▸ Data for this task:
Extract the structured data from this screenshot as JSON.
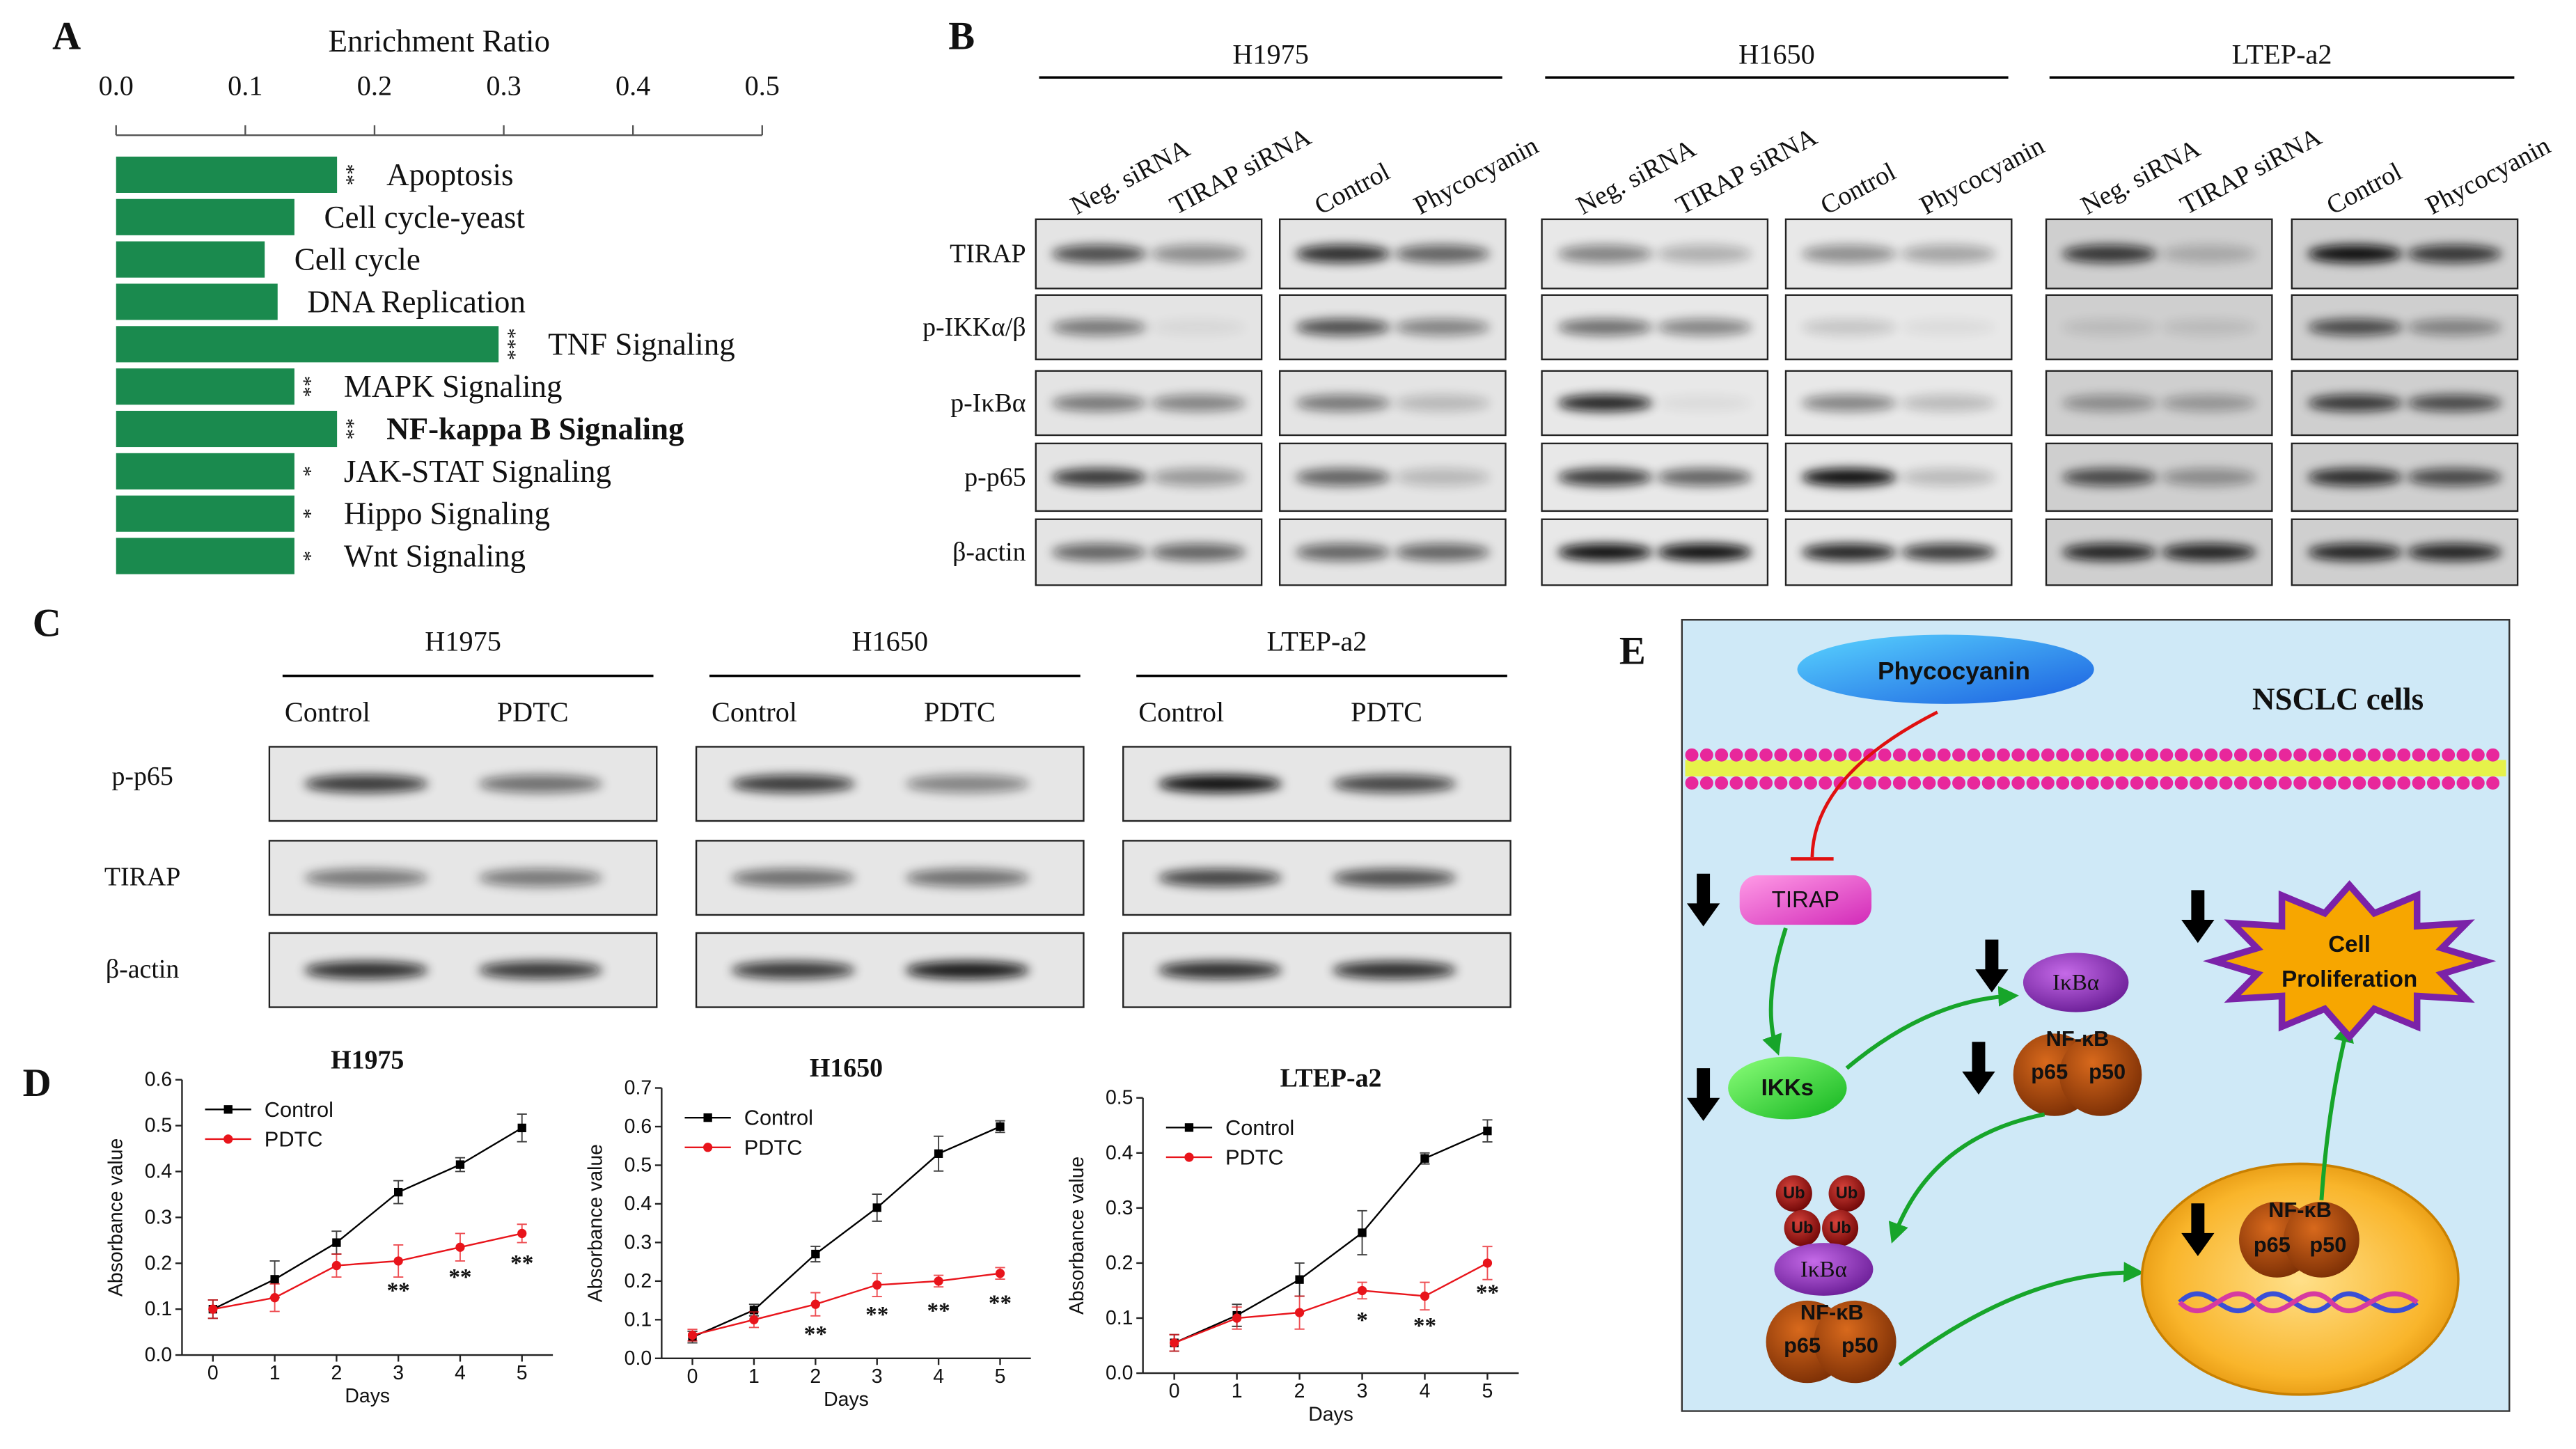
{
  "panel_labels": [
    "A",
    "B",
    "C",
    "D",
    "E"
  ],
  "chart_data": [
    {
      "type": "bar",
      "orientation": "horizontal",
      "title": "Enrichment Ratio",
      "categories": [
        "Apoptosis",
        "Cell cycle-yeast",
        "Cell cycle",
        "DNA Replication",
        "TNF Signaling",
        "MAPK Signaling",
        "NF-kappa B Signaling",
        "JAK-STAT Signaling",
        "Hippo Signaling",
        "Wnt Signaling"
      ],
      "values": [
        0.171,
        0.138,
        0.115,
        0.125,
        0.296,
        0.138,
        0.171,
        0.138,
        0.138,
        0.138
      ],
      "significance": [
        "**",
        null,
        null,
        null,
        "***",
        "**",
        "**",
        "*",
        "*",
        "*"
      ],
      "label_colors": [
        "#000000",
        "#000000",
        "#000000",
        "#000000",
        "#000000",
        "#000000",
        "#e8141b",
        "#000000",
        "#000000",
        "#000000"
      ],
      "color": "#1a8a4e",
      "xlim": [
        0,
        0.5
      ],
      "xticks": [
        {
          "value": 0,
          "label": "0.0"
        },
        0.1,
        0.2,
        0.3,
        0.4,
        0.5
      ]
    },
    {
      "type": "line",
      "title": "H1975",
      "xlabel": "Days",
      "ylabel": "Absorbance value",
      "x": [
        0,
        1,
        2,
        3,
        4,
        5
      ],
      "series": [
        {
          "name": "Control",
          "color": "#000000",
          "marker": "square",
          "values": [
            0.1,
            0.165,
            0.245,
            0.355,
            0.415,
            0.495
          ],
          "errors": [
            0.02,
            0.04,
            0.025,
            0.025,
            0.015,
            0.03
          ]
        },
        {
          "name": "PDTC",
          "color": "#e8141b",
          "marker": "circle",
          "values": [
            0.1,
            0.125,
            0.195,
            0.205,
            0.235,
            0.265
          ],
          "errors": [
            0.02,
            0.03,
            0.025,
            0.035,
            0.03,
            0.02
          ]
        }
      ],
      "annotations": [
        {
          "x": 3,
          "text": "**"
        },
        {
          "x": 4,
          "text": "**"
        },
        {
          "x": 5,
          "text": "**"
        }
      ],
      "xlim": [
        -0.5,
        5.5
      ],
      "xticks": [
        0,
        1,
        2,
        3,
        4,
        5
      ],
      "ylim": [
        0,
        0.6
      ],
      "yticks": [
        {
          "value": 0,
          "label": "0.0"
        },
        0.1,
        0.2,
        0.3,
        0.4,
        0.5,
        0.6
      ]
    },
    {
      "type": "line",
      "title": "H1650",
      "xlabel": "Days",
      "ylabel": "Absorbance value",
      "x": [
        0,
        1,
        2,
        3,
        4,
        5
      ],
      "series": [
        {
          "name": "Control",
          "color": "#000000",
          "marker": "square",
          "values": [
            0.055,
            0.125,
            0.27,
            0.39,
            0.53,
            0.6
          ],
          "errors": [
            0.015,
            0.015,
            0.02,
            0.035,
            0.045,
            0.015
          ]
        },
        {
          "name": "PDTC",
          "color": "#e8141b",
          "marker": "circle",
          "values": [
            0.06,
            0.1,
            0.14,
            0.19,
            0.2,
            0.22
          ],
          "errors": [
            0.015,
            0.02,
            0.03,
            0.03,
            0.015,
            0.015
          ]
        }
      ],
      "annotations": [
        {
          "x": 2,
          "text": "**"
        },
        {
          "x": 3,
          "text": "**"
        },
        {
          "x": 4,
          "text": "**"
        },
        {
          "x": 5,
          "text": "**"
        }
      ],
      "xlim": [
        -0.5,
        5.5
      ],
      "xticks": [
        0,
        1,
        2,
        3,
        4,
        5
      ],
      "ylim": [
        0,
        0.7
      ],
      "yticks": [
        {
          "value": 0,
          "label": "0.0"
        },
        0.1,
        0.2,
        0.3,
        0.4,
        0.5,
        0.6,
        0.7
      ]
    },
    {
      "type": "line",
      "title": "LTEP-a2",
      "xlabel": "Days",
      "ylabel": "Absorbance value",
      "x": [
        0,
        1,
        2,
        3,
        4,
        5
      ],
      "series": [
        {
          "name": "Control",
          "color": "#000000",
          "marker": "square",
          "values": [
            0.055,
            0.105,
            0.17,
            0.255,
            0.39,
            0.44
          ],
          "errors": [
            0.015,
            0.02,
            0.03,
            0.04,
            0.01,
            0.02
          ]
        },
        {
          "name": "PDTC",
          "color": "#e8141b",
          "marker": "circle",
          "values": [
            0.055,
            0.1,
            0.11,
            0.15,
            0.14,
            0.2
          ],
          "errors": [
            0.015,
            0.02,
            0.03,
            0.015,
            0.025,
            0.03
          ]
        }
      ],
      "annotations": [
        {
          "x": 3,
          "text": "*"
        },
        {
          "x": 4,
          "text": "**"
        },
        {
          "x": 5,
          "text": "**"
        }
      ],
      "xlim": [
        -0.5,
        5.5
      ],
      "xticks": [
        0,
        1,
        2,
        3,
        4,
        5
      ],
      "ylim": [
        0,
        0.5
      ],
      "yticks": [
        {
          "value": 0,
          "label": "0.0"
        },
        0.1,
        0.2,
        0.3,
        0.4,
        0.5
      ]
    }
  ],
  "blots_b": {
    "groups": [
      {
        "cell_line": "H1975",
        "lanes": [
          "Neg. siRNA",
          "TIRAP siRNA",
          "Control",
          "Phycocyanin"
        ]
      },
      {
        "cell_line": "H1650",
        "lanes": [
          "Neg. siRNA",
          "TIRAP siRNA",
          "Control",
          "Phycocyanin"
        ]
      },
      {
        "cell_line": "LTEP-a2",
        "lanes": [
          "Neg. siRNA",
          "TIRAP siRNA",
          "Control",
          "Phycocyanin"
        ]
      }
    ],
    "rows": [
      "TIRAP",
      "p-IKKα/β",
      "p-IκBα",
      "p-p65",
      "β-actin"
    ]
  },
  "blots_c": {
    "groups": [
      {
        "cell_line": "H1975",
        "lanes": [
          "Control",
          "PDTC"
        ]
      },
      {
        "cell_line": "H1650",
        "lanes": [
          "Control",
          "PDTC"
        ]
      },
      {
        "cell_line": "LTEP-a2",
        "lanes": [
          "Control",
          "PDTC"
        ]
      }
    ],
    "rows": [
      "p-p65",
      "TIRAP",
      "β-actin"
    ]
  },
  "diagram": {
    "title": "NSCLC cells",
    "phycocyanin": "Phycocyanin",
    "tirap": "TIRAP",
    "ikks": "IKKs",
    "ikba": "IκBα",
    "nfkb": "NF-κB",
    "p65": "p65",
    "p50": "p50",
    "ub": "Ub",
    "proliferation": [
      "Cell",
      "Proliferation"
    ]
  }
}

▸ Prompt:
Restate the preceding entries in full, word for word, with the pictures removed.

▸ Result of the exercise:
Extract the structured data from this screenshot as JSON.
{
  "panel_labels": [
    "A",
    "B",
    "C",
    "D",
    "E"
  ],
  "chart_data": [
    {
      "type": "bar",
      "orientation": "horizontal",
      "title": "Enrichment Ratio",
      "categories": [
        "Apoptosis",
        "Cell cycle-yeast",
        "Cell cycle",
        "DNA Replication",
        "TNF Signaling",
        "MAPK Signaling",
        "NF-kappa B Signaling",
        "JAK-STAT Signaling",
        "Hippo Signaling",
        "Wnt Signaling"
      ],
      "values": [
        0.171,
        0.138,
        0.115,
        0.125,
        0.296,
        0.138,
        0.171,
        0.138,
        0.138,
        0.138
      ],
      "significance": [
        "**",
        null,
        null,
        null,
        "***",
        "**",
        "**",
        "*",
        "*",
        "*"
      ],
      "label_colors": [
        "#000000",
        "#000000",
        "#000000",
        "#000000",
        "#000000",
        "#000000",
        "#e8141b",
        "#000000",
        "#000000",
        "#000000"
      ],
      "color": "#1a8a4e",
      "xlim": [
        0,
        0.5
      ],
      "xticks": [
        {
          "value": 0,
          "label": "0.0"
        },
        0.1,
        0.2,
        0.3,
        0.4,
        0.5
      ]
    },
    {
      "type": "line",
      "title": "H1975",
      "xlabel": "Days",
      "ylabel": "Absorbance value",
      "x": [
        0,
        1,
        2,
        3,
        4,
        5
      ],
      "series": [
        {
          "name": "Control",
          "color": "#000000",
          "marker": "square",
          "values": [
            0.1,
            0.165,
            0.245,
            0.355,
            0.415,
            0.495
          ],
          "errors": [
            0.02,
            0.04,
            0.025,
            0.025,
            0.015,
            0.03
          ]
        },
        {
          "name": "PDTC",
          "color": "#e8141b",
          "marker": "circle",
          "values": [
            0.1,
            0.125,
            0.195,
            0.205,
            0.235,
            0.265
          ],
          "errors": [
            0.02,
            0.03,
            0.025,
            0.035,
            0.03,
            0.02
          ]
        }
      ],
      "annotations": [
        {
          "x": 3,
          "text": "**"
        },
        {
          "x": 4,
          "text": "**"
        },
        {
          "x": 5,
          "text": "**"
        }
      ],
      "xlim": [
        -0.5,
        5.5
      ],
      "xticks": [
        0,
        1,
        2,
        3,
        4,
        5
      ],
      "ylim": [
        0,
        0.6
      ],
      "yticks": [
        {
          "value": 0,
          "label": "0.0"
        },
        0.1,
        0.2,
        0.3,
        0.4,
        0.5,
        0.6
      ]
    },
    {
      "type": "line",
      "title": "H1650",
      "xlabel": "Days",
      "ylabel": "Absorbance value",
      "x": [
        0,
        1,
        2,
        3,
        4,
        5
      ],
      "series": [
        {
          "name": "Control",
          "color": "#000000",
          "marker": "square",
          "values": [
            0.055,
            0.125,
            0.27,
            0.39,
            0.53,
            0.6
          ],
          "errors": [
            0.015,
            0.015,
            0.02,
            0.035,
            0.045,
            0.015
          ]
        },
        {
          "name": "PDTC",
          "color": "#e8141b",
          "marker": "circle",
          "values": [
            0.06,
            0.1,
            0.14,
            0.19,
            0.2,
            0.22
          ],
          "errors": [
            0.015,
            0.02,
            0.03,
            0.03,
            0.015,
            0.015
          ]
        }
      ],
      "annotations": [
        {
          "x": 2,
          "text": "**"
        },
        {
          "x": 3,
          "text": "**"
        },
        {
          "x": 4,
          "text": "**"
        },
        {
          "x": 5,
          "text": "**"
        }
      ],
      "xlim": [
        -0.5,
        5.5
      ],
      "xticks": [
        0,
        1,
        2,
        3,
        4,
        5
      ],
      "ylim": [
        0,
        0.7
      ],
      "yticks": [
        {
          "value": 0,
          "label": "0.0"
        },
        0.1,
        0.2,
        0.3,
        0.4,
        0.5,
        0.6,
        0.7
      ]
    },
    {
      "type": "line",
      "title": "LTEP-a2",
      "xlabel": "Days",
      "ylabel": "Absorbance value",
      "x": [
        0,
        1,
        2,
        3,
        4,
        5
      ],
      "series": [
        {
          "name": "Control",
          "color": "#000000",
          "marker": "square",
          "values": [
            0.055,
            0.105,
            0.17,
            0.255,
            0.39,
            0.44
          ],
          "errors": [
            0.015,
            0.02,
            0.03,
            0.04,
            0.01,
            0.02
          ]
        },
        {
          "name": "PDTC",
          "color": "#e8141b",
          "marker": "circle",
          "values": [
            0.055,
            0.1,
            0.11,
            0.15,
            0.14,
            0.2
          ],
          "errors": [
            0.015,
            0.02,
            0.03,
            0.015,
            0.025,
            0.03
          ]
        }
      ],
      "annotations": [
        {
          "x": 3,
          "text": "*"
        },
        {
          "x": 4,
          "text": "**"
        },
        {
          "x": 5,
          "text": "**"
        }
      ],
      "xlim": [
        -0.5,
        5.5
      ],
      "xticks": [
        0,
        1,
        2,
        3,
        4,
        5
      ],
      "ylim": [
        0,
        0.5
      ],
      "yticks": [
        {
          "value": 0,
          "label": "0.0"
        },
        0.1,
        0.2,
        0.3,
        0.4,
        0.5
      ]
    }
  ],
  "blots_b": {
    "groups": [
      {
        "cell_line": "H1975",
        "lanes": [
          "Neg. siRNA",
          "TIRAP siRNA",
          "Control",
          "Phycocyanin"
        ]
      },
      {
        "cell_line": "H1650",
        "lanes": [
          "Neg. siRNA",
          "TIRAP siRNA",
          "Control",
          "Phycocyanin"
        ]
      },
      {
        "cell_line": "LTEP-a2",
        "lanes": [
          "Neg. siRNA",
          "TIRAP siRNA",
          "Control",
          "Phycocyanin"
        ]
      }
    ],
    "rows": [
      "TIRAP",
      "p-IKKα/β",
      "p-IκBα",
      "p-p65",
      "β-actin"
    ]
  },
  "blots_c": {
    "groups": [
      {
        "cell_line": "H1975",
        "lanes": [
          "Control",
          "PDTC"
        ]
      },
      {
        "cell_line": "H1650",
        "lanes": [
          "Control",
          "PDTC"
        ]
      },
      {
        "cell_line": "LTEP-a2",
        "lanes": [
          "Control",
          "PDTC"
        ]
      }
    ],
    "rows": [
      "p-p65",
      "TIRAP",
      "β-actin"
    ]
  },
  "diagram": {
    "title": "NSCLC cells",
    "phycocyanin": "Phycocyanin",
    "tirap": "TIRAP",
    "ikks": "IKKs",
    "ikba": "IκBα",
    "nfkb": "NF-κB",
    "p65": "p65",
    "p50": "p50",
    "ub": "Ub",
    "proliferation": [
      "Cell",
      "Proliferation"
    ]
  }
}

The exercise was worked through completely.